**YOUR TASK:** Here are some records; return them all exactly.

[Begin EXTRACTED MATERIAL]

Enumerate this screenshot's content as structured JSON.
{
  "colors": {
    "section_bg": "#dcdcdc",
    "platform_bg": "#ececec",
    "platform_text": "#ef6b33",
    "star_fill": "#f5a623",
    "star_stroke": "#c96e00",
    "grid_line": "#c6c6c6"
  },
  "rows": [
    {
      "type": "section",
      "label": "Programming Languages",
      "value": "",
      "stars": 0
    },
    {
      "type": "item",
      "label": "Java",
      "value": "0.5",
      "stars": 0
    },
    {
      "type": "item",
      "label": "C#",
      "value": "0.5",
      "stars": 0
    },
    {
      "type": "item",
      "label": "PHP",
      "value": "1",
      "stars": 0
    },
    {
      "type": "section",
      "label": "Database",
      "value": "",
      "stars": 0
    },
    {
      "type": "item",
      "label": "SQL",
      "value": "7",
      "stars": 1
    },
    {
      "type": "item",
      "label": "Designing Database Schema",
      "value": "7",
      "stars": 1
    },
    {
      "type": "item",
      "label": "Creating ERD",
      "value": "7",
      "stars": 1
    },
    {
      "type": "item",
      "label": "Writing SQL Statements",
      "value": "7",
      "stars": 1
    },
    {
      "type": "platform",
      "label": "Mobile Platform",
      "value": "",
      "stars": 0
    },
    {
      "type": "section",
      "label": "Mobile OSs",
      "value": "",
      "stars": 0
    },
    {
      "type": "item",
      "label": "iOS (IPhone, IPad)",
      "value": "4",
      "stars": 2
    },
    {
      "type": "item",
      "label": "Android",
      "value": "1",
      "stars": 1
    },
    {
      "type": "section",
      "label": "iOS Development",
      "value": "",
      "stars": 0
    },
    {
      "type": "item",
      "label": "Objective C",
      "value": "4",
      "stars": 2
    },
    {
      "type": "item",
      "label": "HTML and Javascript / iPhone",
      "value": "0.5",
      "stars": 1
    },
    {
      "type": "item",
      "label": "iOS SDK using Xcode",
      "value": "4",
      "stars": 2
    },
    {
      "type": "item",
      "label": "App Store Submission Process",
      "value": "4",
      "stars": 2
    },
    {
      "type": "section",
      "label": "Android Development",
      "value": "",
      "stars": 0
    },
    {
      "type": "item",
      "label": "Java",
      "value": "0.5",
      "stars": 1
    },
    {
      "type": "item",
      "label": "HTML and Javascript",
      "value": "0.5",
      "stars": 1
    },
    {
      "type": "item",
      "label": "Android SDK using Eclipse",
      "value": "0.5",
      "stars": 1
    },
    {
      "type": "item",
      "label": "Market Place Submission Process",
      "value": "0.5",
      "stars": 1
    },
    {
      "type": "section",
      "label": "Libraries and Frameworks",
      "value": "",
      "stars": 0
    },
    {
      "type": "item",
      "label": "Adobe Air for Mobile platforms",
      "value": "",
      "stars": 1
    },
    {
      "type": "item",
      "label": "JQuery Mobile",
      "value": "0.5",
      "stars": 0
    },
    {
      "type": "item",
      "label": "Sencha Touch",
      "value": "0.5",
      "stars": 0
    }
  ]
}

[End EXTRACTED MATERIAL]

**OUTPUT FOR THIS EXERCISE:**
Enumerate this screenshot's content as structured JSON.
{
  "colors": {
    "section_bg": "#dcdcdc",
    "platform_bg": "#ececec",
    "platform_text": "#ef6b33",
    "star_fill": "#f5a623",
    "star_stroke": "#c96e00",
    "grid_line": "#c6c6c6"
  },
  "rows": [
    {
      "type": "section",
      "label": "Programming Languages",
      "value": "",
      "stars": 0
    },
    {
      "type": "item",
      "label": "Java",
      "value": "0.5",
      "stars": 0
    },
    {
      "type": "item",
      "label": "C#",
      "value": "0.5",
      "stars": 0
    },
    {
      "type": "item",
      "label": "PHP",
      "value": "1",
      "stars": 0
    },
    {
      "type": "section",
      "label": "Database",
      "value": "",
      "stars": 0
    },
    {
      "type": "item",
      "label": "SQL",
      "value": "7",
      "stars": 1
    },
    {
      "type": "item",
      "label": "Designing Database Schema",
      "value": "7",
      "stars": 1
    },
    {
      "type": "item",
      "label": "Creating ERD",
      "value": "7",
      "stars": 1
    },
    {
      "type": "item",
      "label": "Writing SQL Statements",
      "value": "7",
      "stars": 1
    },
    {
      "type": "platform",
      "label": "Mobile Platform",
      "value": "",
      "stars": 0
    },
    {
      "type": "section",
      "label": "Mobile OSs",
      "value": "",
      "stars": 0
    },
    {
      "type": "item",
      "label": "iOS (IPhone, IPad)",
      "value": "4",
      "stars": 2
    },
    {
      "type": "item",
      "label": "Android",
      "value": "1",
      "stars": 1
    },
    {
      "type": "section",
      "label": "iOS Development",
      "value": "",
      "stars": 0
    },
    {
      "type": "item",
      "label": "Objective C",
      "value": "4",
      "stars": 2
    },
    {
      "type": "item",
      "label": "HTML and Javascript / iPhone",
      "value": "0.5",
      "stars": 1
    },
    {
      "type": "item",
      "label": "iOS SDK using Xcode",
      "value": "4",
      "stars": 2
    },
    {
      "type": "item",
      "label": "App Store Submission Process",
      "value": "4",
      "stars": 2
    },
    {
      "type": "section",
      "label": "Android Development",
      "value": "",
      "stars": 0
    },
    {
      "type": "item",
      "label": "Java",
      "value": "0.5",
      "stars": 1
    },
    {
      "type": "item",
      "label": "HTML and Javascript",
      "value": "0.5",
      "stars": 1
    },
    {
      "type": "item",
      "label": "Android SDK using Eclipse",
      "value": "0.5",
      "stars": 1
    },
    {
      "type": "item",
      "label": "Market Place Submission Process",
      "value": "0.5",
      "stars": 1
    },
    {
      "type": "section",
      "label": "Libraries and Frameworks",
      "value": "",
      "stars": 0
    },
    {
      "type": "item",
      "label": "Adobe Air for Mobile platforms",
      "value": "",
      "stars": 1
    },
    {
      "type": "item",
      "label": "JQuery Mobile",
      "value": "0.5",
      "stars": 0
    },
    {
      "type": "item",
      "label": "Sencha Touch",
      "value": "0.5",
      "stars": 0
    }
  ]
}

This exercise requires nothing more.